Look below and pull out each line with the word "average".
◆ ◆ ◆ ◆ ◆
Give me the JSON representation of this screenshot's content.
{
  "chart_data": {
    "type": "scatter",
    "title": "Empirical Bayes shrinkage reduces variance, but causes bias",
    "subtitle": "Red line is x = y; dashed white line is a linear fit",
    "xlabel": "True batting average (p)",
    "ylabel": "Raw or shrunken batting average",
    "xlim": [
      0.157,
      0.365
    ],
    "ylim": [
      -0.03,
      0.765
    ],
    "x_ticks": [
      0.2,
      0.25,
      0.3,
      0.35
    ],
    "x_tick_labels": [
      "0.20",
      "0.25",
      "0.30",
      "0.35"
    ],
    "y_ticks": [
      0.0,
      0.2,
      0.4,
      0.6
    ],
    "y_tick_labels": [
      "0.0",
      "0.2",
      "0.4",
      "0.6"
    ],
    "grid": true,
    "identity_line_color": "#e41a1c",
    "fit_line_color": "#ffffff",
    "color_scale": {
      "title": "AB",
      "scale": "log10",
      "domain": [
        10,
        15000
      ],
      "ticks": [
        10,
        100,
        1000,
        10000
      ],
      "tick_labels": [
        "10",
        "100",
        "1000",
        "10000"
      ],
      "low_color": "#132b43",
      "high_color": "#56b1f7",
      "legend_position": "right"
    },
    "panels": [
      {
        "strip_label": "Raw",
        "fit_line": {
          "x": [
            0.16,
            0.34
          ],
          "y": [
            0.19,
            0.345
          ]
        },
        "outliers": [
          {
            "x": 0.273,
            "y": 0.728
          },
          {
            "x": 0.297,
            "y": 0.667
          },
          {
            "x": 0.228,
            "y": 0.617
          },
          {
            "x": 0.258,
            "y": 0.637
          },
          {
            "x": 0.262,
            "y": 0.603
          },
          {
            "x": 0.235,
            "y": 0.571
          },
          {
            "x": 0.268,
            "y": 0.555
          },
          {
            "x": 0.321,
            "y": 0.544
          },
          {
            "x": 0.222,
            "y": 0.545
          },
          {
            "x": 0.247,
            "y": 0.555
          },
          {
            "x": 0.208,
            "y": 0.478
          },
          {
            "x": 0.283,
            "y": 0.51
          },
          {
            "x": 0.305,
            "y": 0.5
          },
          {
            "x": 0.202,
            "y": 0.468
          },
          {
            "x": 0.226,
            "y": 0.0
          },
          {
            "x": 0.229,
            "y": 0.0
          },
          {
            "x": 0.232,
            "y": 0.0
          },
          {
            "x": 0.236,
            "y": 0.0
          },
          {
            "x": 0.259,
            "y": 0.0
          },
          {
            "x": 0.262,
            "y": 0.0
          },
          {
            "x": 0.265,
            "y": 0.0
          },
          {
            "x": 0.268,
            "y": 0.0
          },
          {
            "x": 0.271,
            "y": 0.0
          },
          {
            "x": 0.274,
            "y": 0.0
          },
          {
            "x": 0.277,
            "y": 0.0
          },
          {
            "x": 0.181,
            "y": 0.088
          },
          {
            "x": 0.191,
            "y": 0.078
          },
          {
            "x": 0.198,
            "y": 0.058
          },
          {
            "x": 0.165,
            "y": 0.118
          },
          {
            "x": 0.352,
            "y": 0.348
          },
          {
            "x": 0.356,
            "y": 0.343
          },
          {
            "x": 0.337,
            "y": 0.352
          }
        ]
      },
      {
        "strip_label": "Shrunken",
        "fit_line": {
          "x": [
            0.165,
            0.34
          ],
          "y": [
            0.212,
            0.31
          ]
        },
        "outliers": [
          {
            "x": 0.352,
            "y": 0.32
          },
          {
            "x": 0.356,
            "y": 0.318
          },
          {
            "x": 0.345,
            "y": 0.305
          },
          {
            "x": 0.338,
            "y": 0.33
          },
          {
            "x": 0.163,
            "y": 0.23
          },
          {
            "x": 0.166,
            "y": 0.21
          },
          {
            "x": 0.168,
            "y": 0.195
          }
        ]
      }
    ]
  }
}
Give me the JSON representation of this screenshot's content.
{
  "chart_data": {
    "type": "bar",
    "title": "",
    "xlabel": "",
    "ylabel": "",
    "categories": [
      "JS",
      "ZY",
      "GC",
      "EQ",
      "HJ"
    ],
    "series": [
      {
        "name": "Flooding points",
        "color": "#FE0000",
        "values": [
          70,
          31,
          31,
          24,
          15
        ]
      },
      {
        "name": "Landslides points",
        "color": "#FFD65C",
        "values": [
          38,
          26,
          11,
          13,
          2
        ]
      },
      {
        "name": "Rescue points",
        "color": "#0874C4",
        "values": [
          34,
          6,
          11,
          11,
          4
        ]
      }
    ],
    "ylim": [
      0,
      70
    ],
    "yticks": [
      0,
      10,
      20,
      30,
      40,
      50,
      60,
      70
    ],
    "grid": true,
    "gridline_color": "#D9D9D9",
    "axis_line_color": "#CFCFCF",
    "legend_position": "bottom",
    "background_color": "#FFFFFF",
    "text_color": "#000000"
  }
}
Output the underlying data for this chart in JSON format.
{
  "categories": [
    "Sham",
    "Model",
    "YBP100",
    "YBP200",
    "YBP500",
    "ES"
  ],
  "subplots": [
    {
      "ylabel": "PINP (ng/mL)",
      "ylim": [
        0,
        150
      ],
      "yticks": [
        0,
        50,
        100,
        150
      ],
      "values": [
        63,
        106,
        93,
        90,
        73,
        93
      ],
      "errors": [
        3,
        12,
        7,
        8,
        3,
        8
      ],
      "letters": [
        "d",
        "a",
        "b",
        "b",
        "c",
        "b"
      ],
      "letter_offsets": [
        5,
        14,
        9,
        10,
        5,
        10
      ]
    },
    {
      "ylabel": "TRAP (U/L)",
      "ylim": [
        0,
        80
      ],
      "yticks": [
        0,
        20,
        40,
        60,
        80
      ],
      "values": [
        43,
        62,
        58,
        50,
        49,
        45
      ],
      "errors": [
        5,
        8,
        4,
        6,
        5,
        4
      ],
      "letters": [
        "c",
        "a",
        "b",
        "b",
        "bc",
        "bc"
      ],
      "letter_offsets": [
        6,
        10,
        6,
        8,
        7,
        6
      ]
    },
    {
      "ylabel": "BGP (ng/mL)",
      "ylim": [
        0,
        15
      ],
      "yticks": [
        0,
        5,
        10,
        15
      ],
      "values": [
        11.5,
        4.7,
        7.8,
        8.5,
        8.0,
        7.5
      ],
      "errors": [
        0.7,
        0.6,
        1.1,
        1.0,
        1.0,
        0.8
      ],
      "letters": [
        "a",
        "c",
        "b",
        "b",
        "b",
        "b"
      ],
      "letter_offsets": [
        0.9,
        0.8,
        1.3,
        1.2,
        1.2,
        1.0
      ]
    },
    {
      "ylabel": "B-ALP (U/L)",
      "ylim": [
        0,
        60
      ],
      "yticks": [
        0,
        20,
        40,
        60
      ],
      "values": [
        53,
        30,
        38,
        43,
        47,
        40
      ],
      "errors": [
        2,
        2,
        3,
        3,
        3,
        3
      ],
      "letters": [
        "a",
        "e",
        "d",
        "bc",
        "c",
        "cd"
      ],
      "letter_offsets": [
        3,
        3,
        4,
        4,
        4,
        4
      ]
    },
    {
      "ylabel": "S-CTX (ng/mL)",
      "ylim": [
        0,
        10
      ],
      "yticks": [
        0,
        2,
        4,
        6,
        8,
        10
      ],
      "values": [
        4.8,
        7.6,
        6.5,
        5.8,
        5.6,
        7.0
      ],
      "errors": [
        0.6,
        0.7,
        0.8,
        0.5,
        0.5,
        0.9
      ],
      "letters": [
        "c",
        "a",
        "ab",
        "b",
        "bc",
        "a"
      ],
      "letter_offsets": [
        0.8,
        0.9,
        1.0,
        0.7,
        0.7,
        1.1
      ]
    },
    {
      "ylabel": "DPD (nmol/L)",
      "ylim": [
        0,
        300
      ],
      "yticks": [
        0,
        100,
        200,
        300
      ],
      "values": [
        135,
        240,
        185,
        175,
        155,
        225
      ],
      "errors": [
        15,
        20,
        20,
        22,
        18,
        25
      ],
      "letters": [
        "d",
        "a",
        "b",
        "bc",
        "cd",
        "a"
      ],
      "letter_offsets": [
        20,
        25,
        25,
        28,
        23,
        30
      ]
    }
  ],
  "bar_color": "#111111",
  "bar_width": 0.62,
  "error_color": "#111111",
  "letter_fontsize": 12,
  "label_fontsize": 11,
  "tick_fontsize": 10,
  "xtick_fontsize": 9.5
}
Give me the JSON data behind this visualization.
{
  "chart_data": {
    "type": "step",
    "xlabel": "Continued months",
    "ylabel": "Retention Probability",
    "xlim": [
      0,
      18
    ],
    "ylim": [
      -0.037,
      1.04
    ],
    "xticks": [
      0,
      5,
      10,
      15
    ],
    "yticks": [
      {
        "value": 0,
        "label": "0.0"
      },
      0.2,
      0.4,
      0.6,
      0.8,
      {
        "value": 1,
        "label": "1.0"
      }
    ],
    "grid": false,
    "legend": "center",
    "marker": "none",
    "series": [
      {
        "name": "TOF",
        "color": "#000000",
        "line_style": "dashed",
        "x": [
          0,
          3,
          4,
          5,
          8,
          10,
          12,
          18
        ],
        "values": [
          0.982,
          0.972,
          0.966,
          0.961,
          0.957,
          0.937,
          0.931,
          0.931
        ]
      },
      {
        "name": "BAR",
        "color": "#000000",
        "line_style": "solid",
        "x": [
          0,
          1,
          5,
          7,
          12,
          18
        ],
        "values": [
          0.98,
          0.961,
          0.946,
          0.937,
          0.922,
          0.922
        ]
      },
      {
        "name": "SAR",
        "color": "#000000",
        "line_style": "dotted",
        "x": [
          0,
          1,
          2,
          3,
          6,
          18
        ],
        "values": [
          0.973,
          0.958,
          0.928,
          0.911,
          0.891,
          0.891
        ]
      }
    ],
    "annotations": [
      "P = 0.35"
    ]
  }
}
◆ ◆ ◆ ◆ ◆
# IN RESPONSE:
    "xlabel": "True batting average (p)",
    "ylabel": "Raw or shrunken batting average",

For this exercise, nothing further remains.